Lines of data

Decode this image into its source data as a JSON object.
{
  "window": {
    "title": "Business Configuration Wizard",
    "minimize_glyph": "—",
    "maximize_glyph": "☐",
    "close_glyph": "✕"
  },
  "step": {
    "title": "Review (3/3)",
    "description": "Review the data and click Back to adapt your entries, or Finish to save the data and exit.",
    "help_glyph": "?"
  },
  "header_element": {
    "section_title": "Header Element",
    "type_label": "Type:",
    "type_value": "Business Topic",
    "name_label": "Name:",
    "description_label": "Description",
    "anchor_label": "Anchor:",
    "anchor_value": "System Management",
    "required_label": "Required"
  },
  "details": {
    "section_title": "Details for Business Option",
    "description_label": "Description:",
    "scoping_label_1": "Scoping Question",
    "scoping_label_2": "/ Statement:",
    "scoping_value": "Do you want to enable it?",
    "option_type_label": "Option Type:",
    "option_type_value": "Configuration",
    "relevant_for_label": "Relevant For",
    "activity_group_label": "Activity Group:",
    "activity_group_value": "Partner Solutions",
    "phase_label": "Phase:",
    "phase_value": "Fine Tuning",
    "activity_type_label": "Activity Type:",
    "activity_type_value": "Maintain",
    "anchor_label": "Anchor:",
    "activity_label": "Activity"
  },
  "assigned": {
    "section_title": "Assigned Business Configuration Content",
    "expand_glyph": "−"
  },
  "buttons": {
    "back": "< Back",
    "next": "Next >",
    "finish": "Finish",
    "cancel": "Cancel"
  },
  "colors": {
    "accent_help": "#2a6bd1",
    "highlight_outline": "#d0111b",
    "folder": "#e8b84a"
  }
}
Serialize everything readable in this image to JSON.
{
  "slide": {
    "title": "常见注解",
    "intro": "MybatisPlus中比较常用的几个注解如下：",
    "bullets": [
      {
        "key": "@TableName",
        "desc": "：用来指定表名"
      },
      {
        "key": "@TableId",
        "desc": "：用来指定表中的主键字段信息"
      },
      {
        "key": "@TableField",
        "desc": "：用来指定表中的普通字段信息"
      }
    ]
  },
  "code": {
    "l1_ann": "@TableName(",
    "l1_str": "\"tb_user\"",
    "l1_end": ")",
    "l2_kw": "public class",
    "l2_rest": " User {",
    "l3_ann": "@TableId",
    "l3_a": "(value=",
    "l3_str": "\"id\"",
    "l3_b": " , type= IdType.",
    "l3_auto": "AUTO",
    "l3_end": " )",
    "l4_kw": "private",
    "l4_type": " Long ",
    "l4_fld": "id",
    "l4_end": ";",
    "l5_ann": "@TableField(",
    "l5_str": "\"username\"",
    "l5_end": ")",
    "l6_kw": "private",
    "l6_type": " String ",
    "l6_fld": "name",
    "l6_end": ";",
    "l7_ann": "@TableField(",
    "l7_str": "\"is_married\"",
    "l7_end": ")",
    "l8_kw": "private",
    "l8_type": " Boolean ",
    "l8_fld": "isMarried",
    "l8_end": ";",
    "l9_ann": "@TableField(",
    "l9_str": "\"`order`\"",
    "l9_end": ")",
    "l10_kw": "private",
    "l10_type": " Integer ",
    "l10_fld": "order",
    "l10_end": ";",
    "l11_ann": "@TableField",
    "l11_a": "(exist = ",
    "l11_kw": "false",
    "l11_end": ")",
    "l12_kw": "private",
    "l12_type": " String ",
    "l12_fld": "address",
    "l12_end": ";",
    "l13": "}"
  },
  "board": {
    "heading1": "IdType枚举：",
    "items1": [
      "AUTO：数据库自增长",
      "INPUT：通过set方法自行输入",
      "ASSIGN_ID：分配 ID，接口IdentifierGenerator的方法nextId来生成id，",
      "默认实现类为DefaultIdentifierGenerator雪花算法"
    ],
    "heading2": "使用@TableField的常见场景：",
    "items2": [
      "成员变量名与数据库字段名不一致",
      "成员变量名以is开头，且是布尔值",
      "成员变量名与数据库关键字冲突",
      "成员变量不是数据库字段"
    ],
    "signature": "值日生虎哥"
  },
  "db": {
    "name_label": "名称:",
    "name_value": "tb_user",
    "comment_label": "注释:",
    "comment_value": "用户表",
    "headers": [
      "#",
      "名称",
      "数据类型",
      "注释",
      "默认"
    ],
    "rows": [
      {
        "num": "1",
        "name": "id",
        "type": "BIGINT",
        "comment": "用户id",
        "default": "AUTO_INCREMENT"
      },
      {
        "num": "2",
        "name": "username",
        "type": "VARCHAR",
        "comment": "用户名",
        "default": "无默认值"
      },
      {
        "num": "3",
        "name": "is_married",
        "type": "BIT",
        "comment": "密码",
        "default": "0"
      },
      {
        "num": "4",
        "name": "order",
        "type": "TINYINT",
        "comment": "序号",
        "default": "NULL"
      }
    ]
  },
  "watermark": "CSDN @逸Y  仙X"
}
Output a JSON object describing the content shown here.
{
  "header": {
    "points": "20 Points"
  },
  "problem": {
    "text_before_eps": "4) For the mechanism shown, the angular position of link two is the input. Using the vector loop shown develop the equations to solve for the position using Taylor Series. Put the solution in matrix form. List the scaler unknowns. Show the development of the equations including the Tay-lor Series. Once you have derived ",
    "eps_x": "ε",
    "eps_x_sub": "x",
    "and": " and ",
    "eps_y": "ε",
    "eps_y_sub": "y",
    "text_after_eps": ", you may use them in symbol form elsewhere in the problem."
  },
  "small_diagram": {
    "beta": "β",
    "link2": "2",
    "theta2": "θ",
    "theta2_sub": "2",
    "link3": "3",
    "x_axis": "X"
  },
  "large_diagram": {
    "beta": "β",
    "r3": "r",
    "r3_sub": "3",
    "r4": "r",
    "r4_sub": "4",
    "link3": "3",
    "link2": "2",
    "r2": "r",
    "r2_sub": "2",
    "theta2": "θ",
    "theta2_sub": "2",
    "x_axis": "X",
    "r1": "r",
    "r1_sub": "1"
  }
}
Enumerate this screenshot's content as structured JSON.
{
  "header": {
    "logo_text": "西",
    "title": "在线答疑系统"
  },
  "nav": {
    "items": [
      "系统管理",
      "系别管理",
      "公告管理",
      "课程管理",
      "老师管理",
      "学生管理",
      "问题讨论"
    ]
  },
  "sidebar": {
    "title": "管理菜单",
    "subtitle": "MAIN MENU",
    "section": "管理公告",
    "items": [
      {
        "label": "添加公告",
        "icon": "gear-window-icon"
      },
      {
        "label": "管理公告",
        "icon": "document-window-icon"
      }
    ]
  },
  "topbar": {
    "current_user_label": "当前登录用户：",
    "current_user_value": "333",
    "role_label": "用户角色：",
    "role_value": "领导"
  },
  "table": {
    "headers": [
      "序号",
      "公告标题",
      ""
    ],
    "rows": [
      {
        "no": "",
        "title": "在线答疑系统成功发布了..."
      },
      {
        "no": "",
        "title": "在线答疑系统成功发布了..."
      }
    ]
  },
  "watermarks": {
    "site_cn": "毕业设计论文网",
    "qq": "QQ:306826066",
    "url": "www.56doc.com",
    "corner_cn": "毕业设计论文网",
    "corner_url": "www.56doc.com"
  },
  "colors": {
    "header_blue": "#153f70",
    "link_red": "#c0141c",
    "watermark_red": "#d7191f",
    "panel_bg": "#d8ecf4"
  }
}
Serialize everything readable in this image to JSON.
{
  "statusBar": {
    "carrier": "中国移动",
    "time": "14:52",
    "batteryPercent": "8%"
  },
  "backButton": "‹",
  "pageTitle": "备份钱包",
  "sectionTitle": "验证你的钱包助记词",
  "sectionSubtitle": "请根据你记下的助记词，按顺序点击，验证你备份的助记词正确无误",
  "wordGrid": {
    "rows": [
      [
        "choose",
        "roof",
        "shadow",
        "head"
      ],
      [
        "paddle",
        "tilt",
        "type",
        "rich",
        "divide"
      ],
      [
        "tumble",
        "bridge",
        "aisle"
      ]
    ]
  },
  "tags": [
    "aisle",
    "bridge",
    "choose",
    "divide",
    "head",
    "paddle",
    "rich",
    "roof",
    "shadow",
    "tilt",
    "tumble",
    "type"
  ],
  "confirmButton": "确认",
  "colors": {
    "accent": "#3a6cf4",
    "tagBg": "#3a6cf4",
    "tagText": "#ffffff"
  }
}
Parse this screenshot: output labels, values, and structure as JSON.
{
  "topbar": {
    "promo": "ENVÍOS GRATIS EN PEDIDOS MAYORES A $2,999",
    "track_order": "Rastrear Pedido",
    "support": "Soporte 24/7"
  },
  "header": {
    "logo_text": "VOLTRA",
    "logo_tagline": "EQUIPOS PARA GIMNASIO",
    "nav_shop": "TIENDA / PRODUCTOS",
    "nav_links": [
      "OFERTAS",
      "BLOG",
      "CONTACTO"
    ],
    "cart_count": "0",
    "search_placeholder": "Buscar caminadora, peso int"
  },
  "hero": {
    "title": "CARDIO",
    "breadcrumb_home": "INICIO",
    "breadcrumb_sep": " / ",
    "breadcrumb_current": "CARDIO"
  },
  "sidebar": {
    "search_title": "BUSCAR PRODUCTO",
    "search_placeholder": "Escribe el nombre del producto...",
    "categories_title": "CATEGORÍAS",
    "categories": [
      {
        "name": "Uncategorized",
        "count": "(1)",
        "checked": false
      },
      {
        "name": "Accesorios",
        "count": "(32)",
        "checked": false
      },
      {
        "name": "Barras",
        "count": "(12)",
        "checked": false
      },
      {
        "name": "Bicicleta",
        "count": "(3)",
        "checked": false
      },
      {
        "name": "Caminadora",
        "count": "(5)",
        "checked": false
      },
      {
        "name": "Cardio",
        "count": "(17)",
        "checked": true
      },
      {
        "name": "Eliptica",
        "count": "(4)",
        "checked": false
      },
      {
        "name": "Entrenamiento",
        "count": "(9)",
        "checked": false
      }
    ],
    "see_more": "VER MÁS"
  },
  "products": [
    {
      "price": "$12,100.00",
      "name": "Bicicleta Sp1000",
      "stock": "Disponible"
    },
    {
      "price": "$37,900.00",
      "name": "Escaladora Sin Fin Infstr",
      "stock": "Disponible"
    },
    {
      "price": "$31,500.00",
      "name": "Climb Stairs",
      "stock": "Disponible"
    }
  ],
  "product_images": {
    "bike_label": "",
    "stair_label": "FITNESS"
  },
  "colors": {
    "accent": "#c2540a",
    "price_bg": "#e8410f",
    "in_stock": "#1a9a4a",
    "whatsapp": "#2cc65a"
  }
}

§ Task details
Go through the listing above and work out how many lines contain the string "object". Reply with the number alone.

§ In response
2